• _Task directions_
Wherever a line holds the word "description", copy that line out.

• _Records shown_
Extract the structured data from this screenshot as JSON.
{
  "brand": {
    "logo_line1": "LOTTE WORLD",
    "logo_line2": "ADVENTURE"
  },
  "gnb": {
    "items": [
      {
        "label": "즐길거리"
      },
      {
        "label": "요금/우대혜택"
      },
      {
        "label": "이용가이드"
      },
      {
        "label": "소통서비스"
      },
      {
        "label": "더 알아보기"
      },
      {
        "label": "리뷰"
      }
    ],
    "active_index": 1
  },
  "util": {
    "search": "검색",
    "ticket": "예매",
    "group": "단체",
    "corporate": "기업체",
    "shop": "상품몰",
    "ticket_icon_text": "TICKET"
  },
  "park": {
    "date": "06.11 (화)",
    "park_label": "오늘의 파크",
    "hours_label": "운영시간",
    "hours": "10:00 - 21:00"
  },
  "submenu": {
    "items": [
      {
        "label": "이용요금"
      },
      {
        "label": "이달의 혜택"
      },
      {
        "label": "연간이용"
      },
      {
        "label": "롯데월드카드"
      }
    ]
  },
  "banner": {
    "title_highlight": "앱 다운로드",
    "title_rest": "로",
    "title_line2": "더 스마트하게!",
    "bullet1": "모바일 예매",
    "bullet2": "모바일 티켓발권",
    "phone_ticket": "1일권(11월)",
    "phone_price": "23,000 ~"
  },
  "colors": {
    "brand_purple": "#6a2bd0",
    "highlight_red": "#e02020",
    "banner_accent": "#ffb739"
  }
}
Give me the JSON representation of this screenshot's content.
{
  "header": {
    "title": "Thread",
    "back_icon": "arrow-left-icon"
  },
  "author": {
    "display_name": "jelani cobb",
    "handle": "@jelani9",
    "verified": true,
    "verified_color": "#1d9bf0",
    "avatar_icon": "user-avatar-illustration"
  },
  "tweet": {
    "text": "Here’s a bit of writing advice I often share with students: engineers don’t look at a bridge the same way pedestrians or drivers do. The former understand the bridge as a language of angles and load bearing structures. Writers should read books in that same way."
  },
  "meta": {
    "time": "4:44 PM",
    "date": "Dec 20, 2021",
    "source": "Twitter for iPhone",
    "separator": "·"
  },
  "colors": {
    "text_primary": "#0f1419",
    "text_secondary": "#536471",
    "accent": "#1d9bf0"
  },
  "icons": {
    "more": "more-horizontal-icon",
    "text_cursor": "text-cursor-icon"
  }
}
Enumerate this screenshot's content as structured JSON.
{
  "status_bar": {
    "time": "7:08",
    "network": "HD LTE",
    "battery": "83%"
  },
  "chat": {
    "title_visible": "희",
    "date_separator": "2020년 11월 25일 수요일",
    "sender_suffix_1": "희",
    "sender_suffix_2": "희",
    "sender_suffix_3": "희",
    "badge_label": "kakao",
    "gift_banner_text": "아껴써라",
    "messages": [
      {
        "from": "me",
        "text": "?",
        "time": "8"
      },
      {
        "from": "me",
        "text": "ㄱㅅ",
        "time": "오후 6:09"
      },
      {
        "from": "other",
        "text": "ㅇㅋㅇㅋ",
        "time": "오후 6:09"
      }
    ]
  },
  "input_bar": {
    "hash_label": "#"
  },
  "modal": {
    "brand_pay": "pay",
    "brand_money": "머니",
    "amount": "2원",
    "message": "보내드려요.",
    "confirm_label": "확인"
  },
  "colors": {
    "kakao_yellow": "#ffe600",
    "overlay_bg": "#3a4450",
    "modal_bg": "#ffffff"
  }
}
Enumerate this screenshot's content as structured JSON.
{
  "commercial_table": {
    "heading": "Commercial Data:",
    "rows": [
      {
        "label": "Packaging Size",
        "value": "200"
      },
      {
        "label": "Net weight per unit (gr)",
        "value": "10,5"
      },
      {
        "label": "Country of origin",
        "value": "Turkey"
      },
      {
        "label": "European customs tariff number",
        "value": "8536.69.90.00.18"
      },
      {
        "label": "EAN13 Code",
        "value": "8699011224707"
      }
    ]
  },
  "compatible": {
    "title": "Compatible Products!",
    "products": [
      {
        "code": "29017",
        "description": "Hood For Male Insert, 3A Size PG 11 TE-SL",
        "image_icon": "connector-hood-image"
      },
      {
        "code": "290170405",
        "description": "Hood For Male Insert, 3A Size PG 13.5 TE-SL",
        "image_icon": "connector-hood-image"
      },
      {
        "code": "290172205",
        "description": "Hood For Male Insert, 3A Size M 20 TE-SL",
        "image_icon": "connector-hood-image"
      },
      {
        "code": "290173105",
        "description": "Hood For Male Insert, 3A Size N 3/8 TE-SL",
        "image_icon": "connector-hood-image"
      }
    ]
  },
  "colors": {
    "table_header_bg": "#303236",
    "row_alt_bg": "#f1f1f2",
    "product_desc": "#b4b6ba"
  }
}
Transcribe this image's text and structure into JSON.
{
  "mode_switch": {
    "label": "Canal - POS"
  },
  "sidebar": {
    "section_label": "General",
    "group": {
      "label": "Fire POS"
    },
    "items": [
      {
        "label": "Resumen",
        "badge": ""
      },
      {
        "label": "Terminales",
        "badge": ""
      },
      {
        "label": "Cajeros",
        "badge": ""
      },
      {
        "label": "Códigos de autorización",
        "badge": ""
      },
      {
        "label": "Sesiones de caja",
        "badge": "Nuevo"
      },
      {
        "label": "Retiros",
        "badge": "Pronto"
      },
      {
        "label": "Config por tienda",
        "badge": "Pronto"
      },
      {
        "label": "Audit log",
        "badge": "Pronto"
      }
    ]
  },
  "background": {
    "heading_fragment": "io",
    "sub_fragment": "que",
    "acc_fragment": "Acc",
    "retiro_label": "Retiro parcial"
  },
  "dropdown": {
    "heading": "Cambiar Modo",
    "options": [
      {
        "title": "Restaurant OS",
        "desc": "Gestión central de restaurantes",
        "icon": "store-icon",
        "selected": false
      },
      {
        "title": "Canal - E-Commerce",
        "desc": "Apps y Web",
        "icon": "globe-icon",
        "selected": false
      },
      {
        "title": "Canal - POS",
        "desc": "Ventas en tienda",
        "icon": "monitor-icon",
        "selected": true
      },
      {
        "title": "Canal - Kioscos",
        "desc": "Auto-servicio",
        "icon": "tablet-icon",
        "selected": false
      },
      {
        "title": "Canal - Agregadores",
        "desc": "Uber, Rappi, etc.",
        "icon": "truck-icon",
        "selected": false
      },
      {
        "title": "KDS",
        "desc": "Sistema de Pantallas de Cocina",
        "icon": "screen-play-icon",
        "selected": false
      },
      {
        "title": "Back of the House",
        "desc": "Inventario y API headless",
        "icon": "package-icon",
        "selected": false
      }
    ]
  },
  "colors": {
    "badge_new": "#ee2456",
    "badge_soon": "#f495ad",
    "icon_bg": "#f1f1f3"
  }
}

• _Finished task_
        "description": "Hood For Male Insert, 3A Size PG 11 TE-SL",
        "description": "Hood For Male Insert, 3A Size PG 13.5 TE-SL",
        "description": "Hood For Male Insert, 3A Size M 20 TE-SL",
        "description": "Hood For Male Insert, 3A Size N 3/8 TE-SL",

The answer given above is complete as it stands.